PROBLEM STATEMENT
Could you transcribe every record below exactly as written, leaving out any pictures?

RECORDS FOR THE TASK
┏━━
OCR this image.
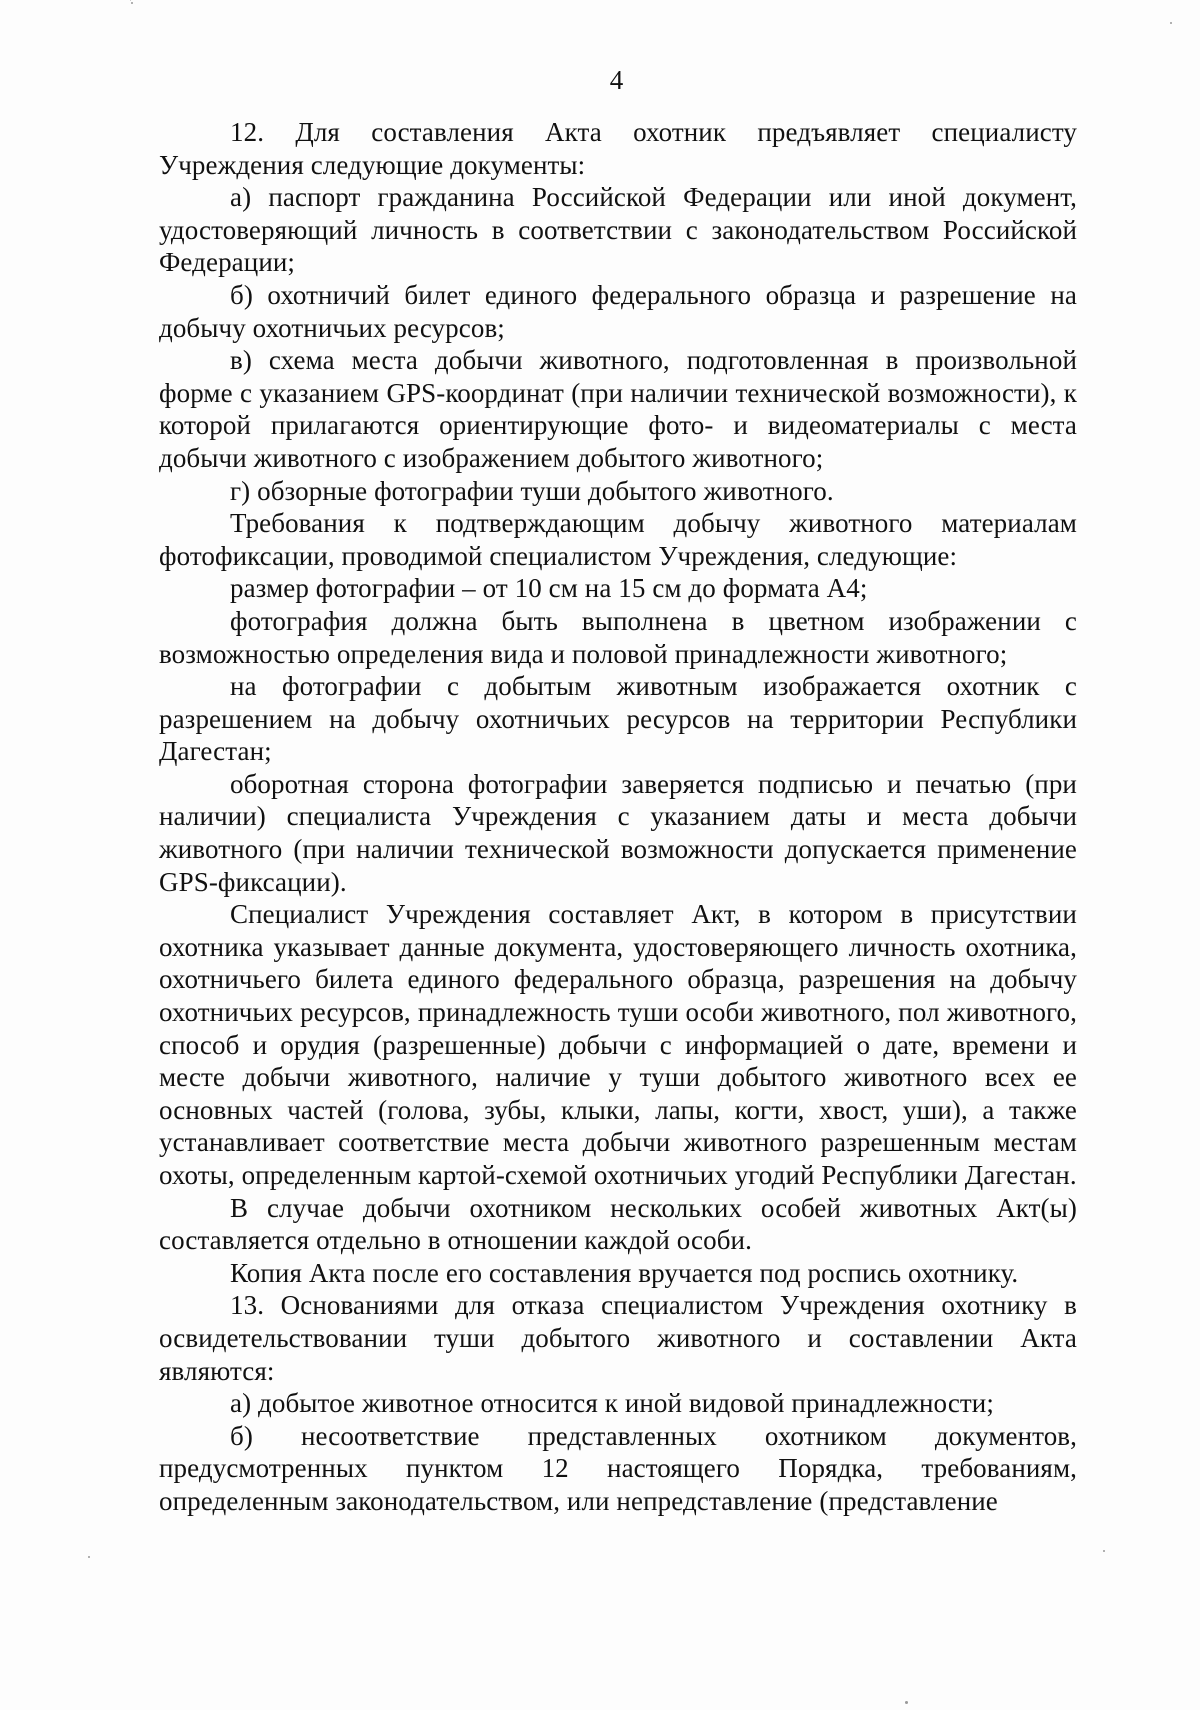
4

12. Для составления Акта охотник предъявляет специалисту Учреждения следующие документы:

а) паспорт гражданина Российской Федерации или иной документ, удостоверяющий личность в соответствии с законодательством Российской Федерации;

б) охотничий билет единого федерального образца и разрешение на добычу охотничьих ресурсов;

в) схема места добычи животного, подготовленная в произвольной форме с указанием GPS-координат (при наличии технической возможности), к которой прилагаются ориентирующие фото- и видеоматериалы с места добычи животного с изображением добытого животного;

г) обзорные фотографии туши добытого животного.

Требования к подтверждающим добычу животного материалам фотофиксации, проводимой специалистом Учреждения, следующие:

размер фотографии – от 10 см на 15 см до формата А4;

фотография должна быть выполнена в цветном изображении с возможностью определения вида и половой принадлежности животного;

на фотографии с добытым животным изображается охотник с разрешением на добычу охотничьих ресурсов на территории Республики Дагестан;

оборотная сторона фотографии заверяется подписью и печатью (при наличии) специалиста Учреждения с указанием даты и места добычи животного (при наличии технической возможности допускается применение GPS-фиксации).

Специалист Учреждения составляет Акт, в котором в присутствии охотника указывает данные документа, удостоверяющего личность охотника, охотничьего билета единого федерального образца, разрешения на добычу охотничьих ресурсов, принадлежность туши особи животного, пол животного, способ и орудия (разрешенные) добычи с информацией о дате, времени и месте добычи животного, наличие у туши добытого животного всех ее основных частей (голова, зубы, клыки, лапы, когти, хвост, уши), а также устанавливает соответствие места добычи животного разрешенным местам охоты, определенным картой-схемой охотничьих угодий Республики Дагестан.

В случае добычи охотником нескольких особей животных Акт(ы) составляется отдельно в отношении каждой особи.

Копия Акта после его составления вручается под роспись охотнику.

13. Основаниями для отказа специалистом Учреждения охотнику в освидетельствовании туши добытого животного и составлении Акта являются:

а) добытое животное относится к иной видовой принадлежности;

б) несоответствие представленных охотником документов, предусмотренных пунктом 12 настоящего Порядка, требованиям, определенным законодательством, или непредставление (представление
┗━━
RESULT OF THE TASK
OCR this image.
4

12. Для составления Акта охотник предъявляет специалисту Учреждения следующие документы:

а) паспорт гражданина Российской Федерации или иной документ, удостоверяющий личность в соответствии с законодательством Российской Федерации;

б) охотничий билет единого федерального образца и разрешение на добычу охотничьих ресурсов;

в) схема места добычи животного, подготовленная в произвольной форме с указанием GPS-координат (при наличии технической возможности), к которой прилагаются ориентирующие фото- и видеоматериалы с места добычи животного с изображением добытого животного;

г) обзорные фотографии туши добытого животного.

Требования к подтверждающим добычу животного материалам фотофиксации, проводимой специалистом Учреждения, следующие:

размер фотографии – от 10 см на 15 см до формата А4;

фотография должна быть выполнена в цветном изображении с возможностью определения вида и половой принадлежности животного;

на фотографии с добытым животным изображается охотник с разрешением на добычу охотничьих ресурсов на территории Республики Дагестан;

оборотная сторона фотографии заверяется подписью и печатью (при наличии) специалиста Учреждения с указанием даты и места добычи животного (при наличии технической возможности допускается применение GPS-фиксации).

Специалист Учреждения составляет Акт, в котором в присутствии охотника указывает данные документа, удостоверяющего личность охотника, охотничьего билета единого федерального образца, разрешения на добычу охотничьих ресурсов, принадлежность туши особи животного, пол животного, способ и орудия (разрешенные) добычи с информацией о дате, времени и месте добычи животного, наличие у туши добытого животного всех ее основных частей (голова, зубы, клыки, лапы, когти, хвост, уши), а также устанавливает соответствие места добычи животного разрешенным местам охоты, определенным картой-схемой охотничьих угодий Республики Дагестан.

В случае добычи охотником нескольких особей животных Акт(ы) составляется отдельно в отношении каждой особи.

Копия Акта после его составления вручается под роспись охотнику.

13. Основаниями для отказа специалистом Учреждения охотнику в освидетельствовании туши добытого животного и составлении Акта являются:

а) добытое животное относится к иной видовой принадлежности;

б) несоответствие представленных охотником документов, предусмотренных пунктом 12 настоящего Порядка, требованиям, определенным законодательством, или непредставление (представление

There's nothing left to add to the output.